> [Exercise brief]:
Rewrite the records starting at the beginning and ending at the line containing "- trash-icon[interactable]: [11, 491, 27, 507]", substituting "candle-rect" for "candle-body" and keeping everything else the same.

(Element box annotations)
========================================================================
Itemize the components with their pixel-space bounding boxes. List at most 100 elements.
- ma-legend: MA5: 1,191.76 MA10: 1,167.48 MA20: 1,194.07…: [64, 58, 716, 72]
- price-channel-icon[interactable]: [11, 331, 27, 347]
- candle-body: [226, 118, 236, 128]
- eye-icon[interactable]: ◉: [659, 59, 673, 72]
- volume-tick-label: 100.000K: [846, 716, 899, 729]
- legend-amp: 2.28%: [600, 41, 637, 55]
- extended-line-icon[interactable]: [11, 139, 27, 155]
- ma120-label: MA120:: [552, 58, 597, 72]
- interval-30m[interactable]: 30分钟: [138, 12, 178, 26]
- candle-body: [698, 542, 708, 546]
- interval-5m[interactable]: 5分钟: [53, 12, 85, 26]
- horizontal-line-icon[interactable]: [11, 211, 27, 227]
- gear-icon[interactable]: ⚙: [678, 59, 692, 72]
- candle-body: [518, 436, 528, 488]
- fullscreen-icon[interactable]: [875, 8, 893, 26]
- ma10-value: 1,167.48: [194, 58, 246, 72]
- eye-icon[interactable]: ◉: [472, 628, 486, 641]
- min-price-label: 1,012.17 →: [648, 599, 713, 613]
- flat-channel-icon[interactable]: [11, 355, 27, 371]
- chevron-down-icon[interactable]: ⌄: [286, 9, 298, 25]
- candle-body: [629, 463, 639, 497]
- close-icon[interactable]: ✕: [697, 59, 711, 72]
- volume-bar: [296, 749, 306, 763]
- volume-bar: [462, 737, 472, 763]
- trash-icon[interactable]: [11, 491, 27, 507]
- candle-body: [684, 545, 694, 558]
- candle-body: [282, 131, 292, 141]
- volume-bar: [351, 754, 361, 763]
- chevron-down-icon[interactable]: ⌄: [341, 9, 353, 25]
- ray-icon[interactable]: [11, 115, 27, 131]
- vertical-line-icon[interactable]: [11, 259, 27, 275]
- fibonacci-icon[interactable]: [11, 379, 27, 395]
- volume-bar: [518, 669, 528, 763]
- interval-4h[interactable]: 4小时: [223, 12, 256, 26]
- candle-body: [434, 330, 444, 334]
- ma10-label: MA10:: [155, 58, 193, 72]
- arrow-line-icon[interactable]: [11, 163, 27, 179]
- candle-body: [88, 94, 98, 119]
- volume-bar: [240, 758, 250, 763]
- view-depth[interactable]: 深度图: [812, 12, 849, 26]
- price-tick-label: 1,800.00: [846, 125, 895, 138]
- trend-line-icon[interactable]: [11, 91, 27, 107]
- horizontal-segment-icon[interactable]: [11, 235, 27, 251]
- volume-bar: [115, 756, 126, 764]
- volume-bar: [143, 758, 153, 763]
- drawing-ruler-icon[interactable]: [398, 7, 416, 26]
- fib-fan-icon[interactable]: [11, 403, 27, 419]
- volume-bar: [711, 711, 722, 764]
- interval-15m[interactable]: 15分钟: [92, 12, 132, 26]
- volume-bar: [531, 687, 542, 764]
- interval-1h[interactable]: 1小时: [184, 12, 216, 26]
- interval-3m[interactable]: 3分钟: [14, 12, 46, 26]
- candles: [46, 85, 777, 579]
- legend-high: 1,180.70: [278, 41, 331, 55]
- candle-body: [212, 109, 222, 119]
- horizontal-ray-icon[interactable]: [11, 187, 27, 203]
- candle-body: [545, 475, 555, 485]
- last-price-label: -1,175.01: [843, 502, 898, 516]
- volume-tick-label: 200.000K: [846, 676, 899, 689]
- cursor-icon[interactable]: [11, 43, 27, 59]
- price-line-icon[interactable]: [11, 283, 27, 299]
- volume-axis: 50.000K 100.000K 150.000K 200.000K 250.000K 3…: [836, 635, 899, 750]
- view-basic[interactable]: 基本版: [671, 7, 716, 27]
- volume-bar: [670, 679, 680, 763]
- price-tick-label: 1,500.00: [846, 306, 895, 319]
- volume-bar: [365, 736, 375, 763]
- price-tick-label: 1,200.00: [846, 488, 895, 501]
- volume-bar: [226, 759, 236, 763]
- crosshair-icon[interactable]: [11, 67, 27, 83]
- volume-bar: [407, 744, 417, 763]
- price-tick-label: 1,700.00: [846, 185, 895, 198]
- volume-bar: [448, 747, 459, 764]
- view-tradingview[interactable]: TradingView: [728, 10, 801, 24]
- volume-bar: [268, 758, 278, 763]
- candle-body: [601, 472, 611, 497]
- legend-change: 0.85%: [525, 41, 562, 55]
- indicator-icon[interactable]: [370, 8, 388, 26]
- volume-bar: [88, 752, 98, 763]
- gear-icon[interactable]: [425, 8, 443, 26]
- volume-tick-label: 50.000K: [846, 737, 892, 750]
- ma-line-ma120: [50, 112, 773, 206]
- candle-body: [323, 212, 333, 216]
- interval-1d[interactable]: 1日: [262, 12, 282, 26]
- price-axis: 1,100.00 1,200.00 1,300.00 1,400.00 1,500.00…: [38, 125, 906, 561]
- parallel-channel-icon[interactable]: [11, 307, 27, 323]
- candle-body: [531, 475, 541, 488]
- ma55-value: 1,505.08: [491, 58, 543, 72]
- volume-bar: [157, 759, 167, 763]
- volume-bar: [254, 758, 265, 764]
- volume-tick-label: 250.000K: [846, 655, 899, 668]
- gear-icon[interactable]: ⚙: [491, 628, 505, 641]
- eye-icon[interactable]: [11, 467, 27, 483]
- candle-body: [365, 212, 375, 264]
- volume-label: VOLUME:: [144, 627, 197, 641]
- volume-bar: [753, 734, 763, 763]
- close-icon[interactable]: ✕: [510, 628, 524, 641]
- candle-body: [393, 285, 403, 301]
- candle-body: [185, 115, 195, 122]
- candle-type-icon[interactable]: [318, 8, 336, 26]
========================================================================
> [Right answer]:
Itemize the components with their pixel-space bounding boxes. List at most 100 elements.
- ma-legend: MA5: 1,191.76 MA10: 1,167.48 MA20: 1,194.07…: [64, 58, 716, 72]
- price-channel-icon[interactable]: [11, 331, 27, 347]
- candle-rect: [226, 118, 236, 128]
- eye-icon[interactable]: ◉: [659, 59, 673, 72]
- volume-tick-label: 100.000K: [846, 716, 899, 729]
- legend-amp: 2.28%: [600, 41, 637, 55]
- extended-line-icon[interactable]: [11, 139, 27, 155]
- ma120-label: MA120:: [552, 58, 597, 72]
- interval-30m[interactable]: 30分钟: [138, 12, 178, 26]
- candle-rect: [698, 542, 708, 546]
- interval-5m[interactable]: 5分钟: [53, 12, 85, 26]
- horizontal-line-icon[interactable]: [11, 211, 27, 227]
- gear-icon[interactable]: ⚙: [678, 59, 692, 72]
- candle-rect: [518, 436, 528, 488]
- fullscreen-icon[interactable]: [875, 8, 893, 26]
- ma10-value: 1,167.48: [194, 58, 246, 72]
- eye-icon[interactable]: ◉: [472, 628, 486, 641]
- min-price-label: 1,012.17 →: [648, 599, 713, 613]
- flat-channel-icon[interactable]: [11, 355, 27, 371]
- chevron-down-icon[interactable]: ⌄: [286, 9, 298, 25]
- candle-rect: [629, 463, 639, 497]
- close-icon[interactable]: ✕: [697, 59, 711, 72]
- volume-bar: [296, 749, 306, 763]
- volume-bar: [462, 737, 472, 763]
- trash-icon[interactable]: [11, 491, 27, 507]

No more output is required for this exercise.